-- Start RECORDS SUPPLIED --

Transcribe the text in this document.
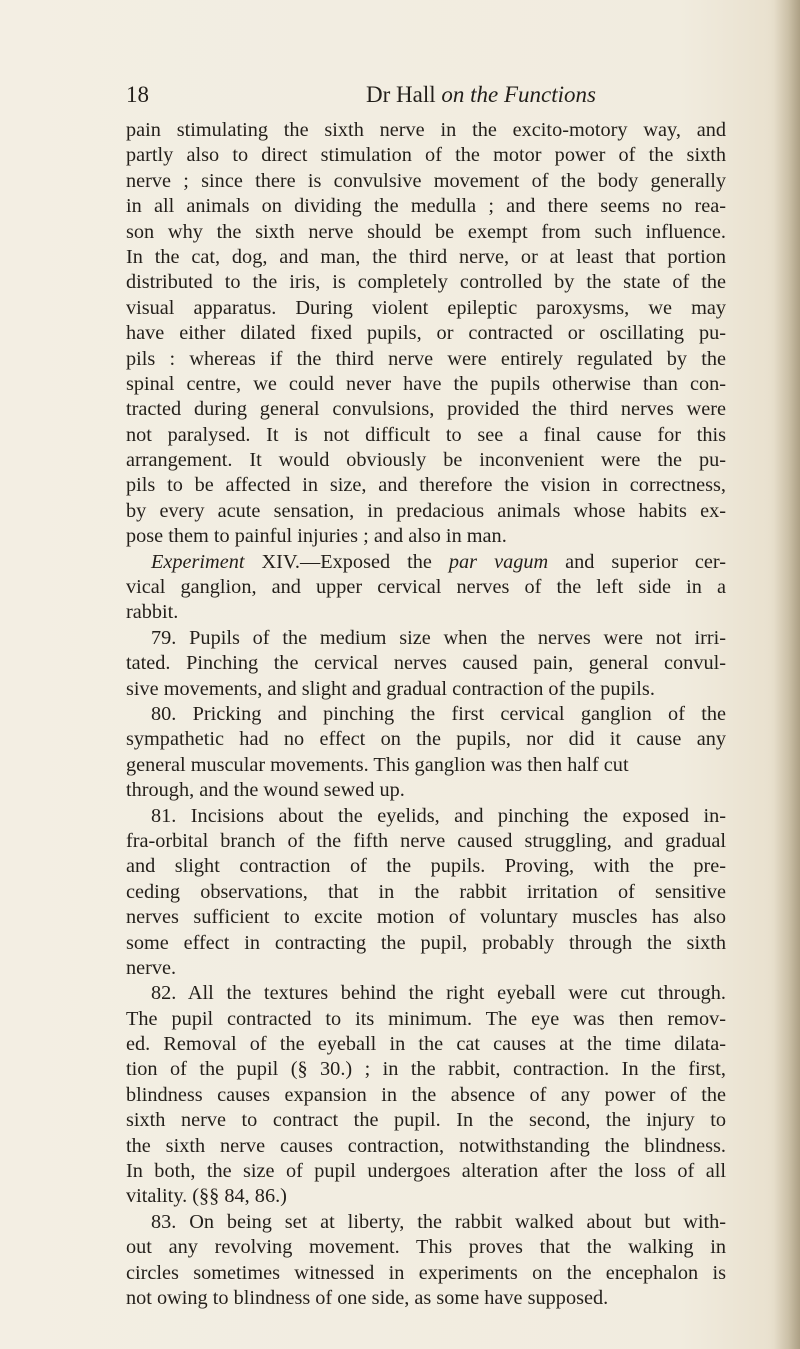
18	Dr Hall on the Functions
pain stimulating the sixth nerve in the excito-motory way, and
partly also to direct stimulation of the motor power of the sixth
nerve ; since there is convulsive movement of the body generally
in all animals on dividing the medulla ; and there seems no rea-
son why the sixth nerve should be exempt from such influence.
In the cat, dog, and man, the third nerve, or at least that portion
distributed to the iris, is completely controlled by the state of the
visual apparatus. During violent epileptic paroxysms, we may
have either dilated fixed pupils, or contracted or oscillating pu-
pils : whereas if the third nerve were entirely regulated by the
spinal centre, we could never have the pupils otherwise than con-
tracted during general convulsions, provided the third nerves were
not paralysed. It is not difficult to see a final cause for this
arrangement. It would obviously be inconvenient were the pu-
pils to be affected in size, and therefore the vision in correctness,
by every acute sensation, in predacious animals whose habits ex-
pose them to painful injuries ; and also in man.
Experiment XIV.—Exposed the par vagum and superior cer-
vical ganglion, and upper cervical nerves of the left side in a
rabbit.
79. Pupils of the medium size when the nerves were not irri-
tated. Pinching the cervical nerves caused pain, general convul-
sive movements, and slight and gradual contraction of the pupils.
80. Pricking and pinching the first cervical ganglion of the
sympathetic had no effect on the pupils, nor did it cause any
general muscular movements. This ganglion was then half cut
through, and the wound sewed up.
81. Incisions about the eyelids, and pinching the exposed in-
fra-orbital branch of the fifth nerve caused struggling, and gradual
and slight contraction of the pupils. Proving, with the pre-
ceding observations, that in the rabbit irritation of sensitive
nerves sufficient to excite motion of voluntary muscles has also
some effect in contracting the pupil, probably through the sixth
nerve.
82. All the textures behind the right eyeball were cut through.
The pupil contracted to its minimum. The eye was then remov-
ed. Removal of the eyeball in the cat causes at the time dilata-
tion of the pupil (§ 30.) ; in the rabbit, contraction. In the first,
blindness causes expansion in the absence of any power of the
sixth nerve to contract the pupil. In the second, the injury to
the sixth nerve causes contraction, notwithstanding the blindness.
In both, the size of pupil undergoes alteration after the loss of all
vitality. (§§ 84, 86.)
83. On being set at liberty, the rabbit walked about but with-
out any revolving movement. This proves that the walking in
circles sometimes witnessed in experiments on the encephalon is
not owing to blindness of one side, as some have supposed.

-- End RECORDS SUPPLIED --

TASK DIRECTIONS — Every line of the listing that holds "cervical" should be found and copied.

CORRECT ANSWER —
vical ganglion, and upper cervical nerves of the left side in a
tated. Pinching the cervical nerves caused pain, general convul-
80. Pricking and pinching the first cervical ganglion of the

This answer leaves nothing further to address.